■ Given exercise: Count every line in the entries that contains "screenshot". Report that count alone.

==*==

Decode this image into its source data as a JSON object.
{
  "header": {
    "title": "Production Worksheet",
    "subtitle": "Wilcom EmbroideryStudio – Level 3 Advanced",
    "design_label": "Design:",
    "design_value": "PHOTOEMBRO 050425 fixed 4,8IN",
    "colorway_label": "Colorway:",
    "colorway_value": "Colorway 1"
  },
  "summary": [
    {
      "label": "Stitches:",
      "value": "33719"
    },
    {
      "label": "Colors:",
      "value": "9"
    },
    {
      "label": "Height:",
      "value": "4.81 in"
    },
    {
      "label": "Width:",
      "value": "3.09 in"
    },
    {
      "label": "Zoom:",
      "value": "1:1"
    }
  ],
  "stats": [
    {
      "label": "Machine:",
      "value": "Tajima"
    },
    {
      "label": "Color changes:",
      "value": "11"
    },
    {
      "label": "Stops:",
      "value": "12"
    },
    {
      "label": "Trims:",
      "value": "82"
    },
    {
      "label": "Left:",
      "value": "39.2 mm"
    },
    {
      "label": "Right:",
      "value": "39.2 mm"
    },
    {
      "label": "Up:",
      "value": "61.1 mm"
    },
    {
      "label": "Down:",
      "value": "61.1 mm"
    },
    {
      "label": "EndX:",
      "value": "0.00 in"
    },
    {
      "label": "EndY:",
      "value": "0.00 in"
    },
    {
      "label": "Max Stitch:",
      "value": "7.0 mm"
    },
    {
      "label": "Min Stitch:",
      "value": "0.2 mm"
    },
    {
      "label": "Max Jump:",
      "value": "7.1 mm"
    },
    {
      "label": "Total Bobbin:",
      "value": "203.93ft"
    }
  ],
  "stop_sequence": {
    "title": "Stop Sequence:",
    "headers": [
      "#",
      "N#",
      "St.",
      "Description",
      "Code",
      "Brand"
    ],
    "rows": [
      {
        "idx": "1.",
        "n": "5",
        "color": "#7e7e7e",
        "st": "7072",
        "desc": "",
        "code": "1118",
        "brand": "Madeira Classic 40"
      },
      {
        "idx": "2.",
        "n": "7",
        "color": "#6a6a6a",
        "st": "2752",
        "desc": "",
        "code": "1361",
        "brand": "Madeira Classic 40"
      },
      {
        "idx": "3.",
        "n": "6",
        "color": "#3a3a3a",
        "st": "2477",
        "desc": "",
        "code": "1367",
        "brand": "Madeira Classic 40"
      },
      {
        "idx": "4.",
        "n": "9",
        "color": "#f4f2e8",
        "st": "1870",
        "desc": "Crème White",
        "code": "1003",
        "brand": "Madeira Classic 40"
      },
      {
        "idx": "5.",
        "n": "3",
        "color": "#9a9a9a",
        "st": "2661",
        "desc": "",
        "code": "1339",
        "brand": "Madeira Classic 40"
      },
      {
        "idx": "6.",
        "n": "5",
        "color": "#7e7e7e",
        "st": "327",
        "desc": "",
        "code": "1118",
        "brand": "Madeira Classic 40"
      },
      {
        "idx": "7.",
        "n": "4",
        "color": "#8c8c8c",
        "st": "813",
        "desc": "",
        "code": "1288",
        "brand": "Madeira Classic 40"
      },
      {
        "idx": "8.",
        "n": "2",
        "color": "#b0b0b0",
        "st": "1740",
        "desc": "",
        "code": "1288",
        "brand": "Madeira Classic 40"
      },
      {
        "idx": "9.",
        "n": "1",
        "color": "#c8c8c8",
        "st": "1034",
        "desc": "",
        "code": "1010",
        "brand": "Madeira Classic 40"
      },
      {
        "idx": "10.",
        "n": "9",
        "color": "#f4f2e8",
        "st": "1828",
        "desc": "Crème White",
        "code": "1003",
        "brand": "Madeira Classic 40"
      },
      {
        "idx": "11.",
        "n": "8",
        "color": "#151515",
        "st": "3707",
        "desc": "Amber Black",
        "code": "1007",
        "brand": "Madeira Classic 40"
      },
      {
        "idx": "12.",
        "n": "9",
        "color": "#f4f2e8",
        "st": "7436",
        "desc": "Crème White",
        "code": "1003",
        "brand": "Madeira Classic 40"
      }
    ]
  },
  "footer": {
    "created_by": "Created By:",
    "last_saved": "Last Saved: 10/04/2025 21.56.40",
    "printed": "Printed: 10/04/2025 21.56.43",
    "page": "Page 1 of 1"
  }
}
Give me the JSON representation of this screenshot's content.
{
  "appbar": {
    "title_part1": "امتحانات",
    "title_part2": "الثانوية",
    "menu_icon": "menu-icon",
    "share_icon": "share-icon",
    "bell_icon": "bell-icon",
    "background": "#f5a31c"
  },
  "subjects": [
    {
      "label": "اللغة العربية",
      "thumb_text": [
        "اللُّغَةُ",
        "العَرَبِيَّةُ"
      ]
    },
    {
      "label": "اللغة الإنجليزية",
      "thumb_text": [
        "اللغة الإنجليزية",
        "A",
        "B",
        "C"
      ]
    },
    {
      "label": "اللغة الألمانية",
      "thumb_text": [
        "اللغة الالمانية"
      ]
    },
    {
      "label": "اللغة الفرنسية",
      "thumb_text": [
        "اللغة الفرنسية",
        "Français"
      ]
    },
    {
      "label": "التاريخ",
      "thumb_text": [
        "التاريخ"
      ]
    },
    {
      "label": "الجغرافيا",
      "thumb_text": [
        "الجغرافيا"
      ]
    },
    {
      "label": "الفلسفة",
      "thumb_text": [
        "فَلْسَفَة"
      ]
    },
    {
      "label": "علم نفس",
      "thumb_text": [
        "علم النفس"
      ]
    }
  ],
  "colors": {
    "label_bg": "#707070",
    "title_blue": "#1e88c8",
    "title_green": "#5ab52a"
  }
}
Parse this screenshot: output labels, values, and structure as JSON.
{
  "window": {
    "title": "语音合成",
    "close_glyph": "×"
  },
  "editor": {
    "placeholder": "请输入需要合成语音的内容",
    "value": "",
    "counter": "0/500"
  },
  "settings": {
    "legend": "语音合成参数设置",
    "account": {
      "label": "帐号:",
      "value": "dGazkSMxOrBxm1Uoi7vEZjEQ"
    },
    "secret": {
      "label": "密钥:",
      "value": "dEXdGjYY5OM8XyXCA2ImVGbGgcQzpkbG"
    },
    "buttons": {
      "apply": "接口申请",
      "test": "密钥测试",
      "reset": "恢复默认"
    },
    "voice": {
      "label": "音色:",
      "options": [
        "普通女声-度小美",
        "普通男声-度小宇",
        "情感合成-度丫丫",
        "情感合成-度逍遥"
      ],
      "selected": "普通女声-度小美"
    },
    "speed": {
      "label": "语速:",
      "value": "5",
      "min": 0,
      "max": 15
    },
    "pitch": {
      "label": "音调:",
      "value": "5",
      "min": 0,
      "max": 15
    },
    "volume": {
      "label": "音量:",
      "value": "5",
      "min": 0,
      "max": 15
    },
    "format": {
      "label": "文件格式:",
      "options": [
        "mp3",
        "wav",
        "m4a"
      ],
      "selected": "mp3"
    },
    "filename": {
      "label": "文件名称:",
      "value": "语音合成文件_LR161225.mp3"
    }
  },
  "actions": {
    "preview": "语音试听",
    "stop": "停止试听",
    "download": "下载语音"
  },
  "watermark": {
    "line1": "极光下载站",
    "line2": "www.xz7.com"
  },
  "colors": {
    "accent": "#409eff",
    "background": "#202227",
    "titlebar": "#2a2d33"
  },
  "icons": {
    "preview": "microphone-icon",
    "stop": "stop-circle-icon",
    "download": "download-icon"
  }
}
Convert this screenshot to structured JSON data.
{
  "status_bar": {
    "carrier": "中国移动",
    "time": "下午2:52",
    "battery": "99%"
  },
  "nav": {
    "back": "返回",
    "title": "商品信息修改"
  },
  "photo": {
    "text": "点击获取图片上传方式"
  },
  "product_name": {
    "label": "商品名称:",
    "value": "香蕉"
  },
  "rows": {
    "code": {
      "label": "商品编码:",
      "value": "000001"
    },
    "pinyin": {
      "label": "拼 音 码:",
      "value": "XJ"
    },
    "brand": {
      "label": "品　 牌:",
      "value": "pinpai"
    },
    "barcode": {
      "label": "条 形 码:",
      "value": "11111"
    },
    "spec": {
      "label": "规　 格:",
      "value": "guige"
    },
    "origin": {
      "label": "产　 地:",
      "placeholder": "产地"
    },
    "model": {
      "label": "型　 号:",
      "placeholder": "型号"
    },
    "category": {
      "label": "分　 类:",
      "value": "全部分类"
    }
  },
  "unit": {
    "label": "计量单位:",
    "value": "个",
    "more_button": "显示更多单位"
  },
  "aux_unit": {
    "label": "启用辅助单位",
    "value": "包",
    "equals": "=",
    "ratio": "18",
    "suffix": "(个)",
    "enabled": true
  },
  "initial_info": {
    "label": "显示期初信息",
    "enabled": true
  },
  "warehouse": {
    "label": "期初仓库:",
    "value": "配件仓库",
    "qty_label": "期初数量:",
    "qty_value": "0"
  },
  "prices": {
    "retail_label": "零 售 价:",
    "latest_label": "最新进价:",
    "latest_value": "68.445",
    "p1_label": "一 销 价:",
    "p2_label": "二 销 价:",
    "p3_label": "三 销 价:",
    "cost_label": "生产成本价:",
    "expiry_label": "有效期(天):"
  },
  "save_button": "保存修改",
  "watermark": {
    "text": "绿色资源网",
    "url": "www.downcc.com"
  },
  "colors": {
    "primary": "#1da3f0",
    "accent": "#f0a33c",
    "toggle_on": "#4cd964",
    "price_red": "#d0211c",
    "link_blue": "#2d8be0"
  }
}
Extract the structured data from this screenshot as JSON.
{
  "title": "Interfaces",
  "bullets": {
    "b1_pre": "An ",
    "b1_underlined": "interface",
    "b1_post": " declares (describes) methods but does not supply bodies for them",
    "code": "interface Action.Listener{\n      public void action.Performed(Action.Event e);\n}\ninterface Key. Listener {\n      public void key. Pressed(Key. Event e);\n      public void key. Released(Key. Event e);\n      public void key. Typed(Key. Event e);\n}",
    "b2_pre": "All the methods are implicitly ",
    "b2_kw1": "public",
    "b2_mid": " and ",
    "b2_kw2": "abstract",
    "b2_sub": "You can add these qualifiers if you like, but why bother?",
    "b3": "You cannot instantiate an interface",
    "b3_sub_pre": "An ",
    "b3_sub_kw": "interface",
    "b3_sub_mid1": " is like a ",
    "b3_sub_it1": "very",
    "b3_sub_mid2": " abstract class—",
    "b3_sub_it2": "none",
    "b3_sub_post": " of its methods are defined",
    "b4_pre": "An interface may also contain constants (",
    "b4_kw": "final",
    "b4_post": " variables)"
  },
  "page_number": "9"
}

==*==

■ Exercise result: 4